Seek out every line containing the word "true", and copy each.

** Start of Listed records **

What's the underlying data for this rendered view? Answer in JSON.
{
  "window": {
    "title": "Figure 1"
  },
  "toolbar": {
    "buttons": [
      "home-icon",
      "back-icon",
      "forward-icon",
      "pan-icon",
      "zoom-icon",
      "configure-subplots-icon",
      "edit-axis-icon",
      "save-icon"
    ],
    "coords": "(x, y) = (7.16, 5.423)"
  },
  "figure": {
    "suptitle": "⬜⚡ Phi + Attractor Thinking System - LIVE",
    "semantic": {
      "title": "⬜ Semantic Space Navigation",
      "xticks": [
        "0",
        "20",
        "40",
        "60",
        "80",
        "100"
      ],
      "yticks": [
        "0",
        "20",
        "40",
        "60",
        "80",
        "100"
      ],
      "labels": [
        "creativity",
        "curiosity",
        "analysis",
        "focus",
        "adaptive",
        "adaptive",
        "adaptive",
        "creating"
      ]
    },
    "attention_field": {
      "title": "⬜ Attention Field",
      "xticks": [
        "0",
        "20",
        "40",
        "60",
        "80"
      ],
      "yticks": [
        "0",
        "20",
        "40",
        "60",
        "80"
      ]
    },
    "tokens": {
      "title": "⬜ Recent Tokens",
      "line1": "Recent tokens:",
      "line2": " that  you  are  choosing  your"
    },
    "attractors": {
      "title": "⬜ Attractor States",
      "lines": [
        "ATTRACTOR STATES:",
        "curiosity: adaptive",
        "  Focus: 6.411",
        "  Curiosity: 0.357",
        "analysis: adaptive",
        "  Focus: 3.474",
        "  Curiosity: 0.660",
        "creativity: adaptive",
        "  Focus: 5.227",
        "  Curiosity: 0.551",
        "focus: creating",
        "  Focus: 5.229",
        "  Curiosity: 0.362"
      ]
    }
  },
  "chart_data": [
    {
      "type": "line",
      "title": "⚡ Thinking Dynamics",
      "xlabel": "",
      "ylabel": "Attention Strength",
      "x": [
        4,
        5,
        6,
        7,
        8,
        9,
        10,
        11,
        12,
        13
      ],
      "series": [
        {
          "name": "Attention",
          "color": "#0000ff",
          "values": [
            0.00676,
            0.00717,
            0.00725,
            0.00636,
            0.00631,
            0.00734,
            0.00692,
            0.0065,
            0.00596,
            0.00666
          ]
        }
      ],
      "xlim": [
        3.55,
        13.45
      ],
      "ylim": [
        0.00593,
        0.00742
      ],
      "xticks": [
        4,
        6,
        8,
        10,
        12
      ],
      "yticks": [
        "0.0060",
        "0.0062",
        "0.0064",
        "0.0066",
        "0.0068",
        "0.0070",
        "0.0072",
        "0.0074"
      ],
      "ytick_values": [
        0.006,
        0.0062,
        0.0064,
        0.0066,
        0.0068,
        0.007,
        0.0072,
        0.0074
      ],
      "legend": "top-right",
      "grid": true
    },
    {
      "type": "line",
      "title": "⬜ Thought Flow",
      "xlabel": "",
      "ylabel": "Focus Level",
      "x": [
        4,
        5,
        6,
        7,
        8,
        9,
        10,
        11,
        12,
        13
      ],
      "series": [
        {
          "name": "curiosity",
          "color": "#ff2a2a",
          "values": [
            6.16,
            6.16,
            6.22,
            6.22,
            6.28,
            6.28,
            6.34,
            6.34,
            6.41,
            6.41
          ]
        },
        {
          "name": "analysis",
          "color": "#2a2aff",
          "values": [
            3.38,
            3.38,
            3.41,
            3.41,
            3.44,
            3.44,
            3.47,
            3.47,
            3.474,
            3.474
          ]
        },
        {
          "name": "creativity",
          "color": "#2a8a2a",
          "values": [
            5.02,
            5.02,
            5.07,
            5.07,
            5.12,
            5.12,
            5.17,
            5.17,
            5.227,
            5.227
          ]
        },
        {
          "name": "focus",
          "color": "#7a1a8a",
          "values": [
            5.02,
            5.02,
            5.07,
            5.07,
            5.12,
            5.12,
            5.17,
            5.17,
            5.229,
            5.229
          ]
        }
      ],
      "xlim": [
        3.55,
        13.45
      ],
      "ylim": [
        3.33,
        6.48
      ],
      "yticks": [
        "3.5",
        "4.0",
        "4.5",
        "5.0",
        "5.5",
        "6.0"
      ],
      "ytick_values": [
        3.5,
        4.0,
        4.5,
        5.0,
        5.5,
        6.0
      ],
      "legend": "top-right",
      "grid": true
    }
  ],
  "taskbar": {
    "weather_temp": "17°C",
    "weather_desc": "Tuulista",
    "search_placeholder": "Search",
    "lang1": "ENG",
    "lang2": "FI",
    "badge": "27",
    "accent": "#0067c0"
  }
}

** End of Listed records **
** Start of Listed records **

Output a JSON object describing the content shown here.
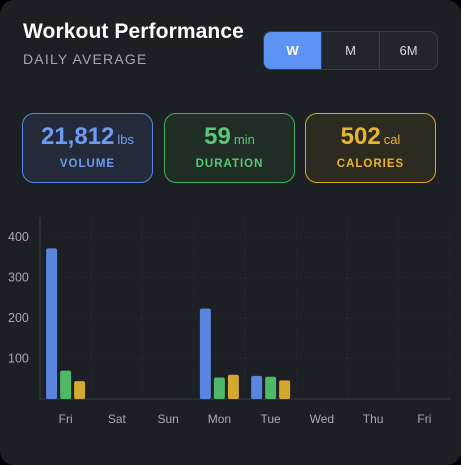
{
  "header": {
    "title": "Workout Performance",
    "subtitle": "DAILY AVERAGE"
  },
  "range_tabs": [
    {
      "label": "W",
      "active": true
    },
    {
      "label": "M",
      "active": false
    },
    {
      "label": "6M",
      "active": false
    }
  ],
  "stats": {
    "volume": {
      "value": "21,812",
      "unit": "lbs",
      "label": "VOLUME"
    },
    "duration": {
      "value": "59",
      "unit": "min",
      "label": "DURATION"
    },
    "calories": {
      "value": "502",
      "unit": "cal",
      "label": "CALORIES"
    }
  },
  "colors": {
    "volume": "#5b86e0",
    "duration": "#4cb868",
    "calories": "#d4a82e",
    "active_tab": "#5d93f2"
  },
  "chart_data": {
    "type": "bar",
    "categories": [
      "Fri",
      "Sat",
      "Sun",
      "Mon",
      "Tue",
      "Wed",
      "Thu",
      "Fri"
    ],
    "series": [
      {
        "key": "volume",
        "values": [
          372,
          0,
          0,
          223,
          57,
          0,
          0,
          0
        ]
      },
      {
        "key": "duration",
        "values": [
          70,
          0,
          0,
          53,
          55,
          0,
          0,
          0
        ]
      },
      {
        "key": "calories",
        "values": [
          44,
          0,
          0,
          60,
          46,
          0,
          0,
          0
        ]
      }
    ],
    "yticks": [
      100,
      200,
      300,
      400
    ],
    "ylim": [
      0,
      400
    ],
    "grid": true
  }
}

** End of Listed records **

• _Finished task_:
      "grid": true
      "grid": true
      "active": true
    "grid": true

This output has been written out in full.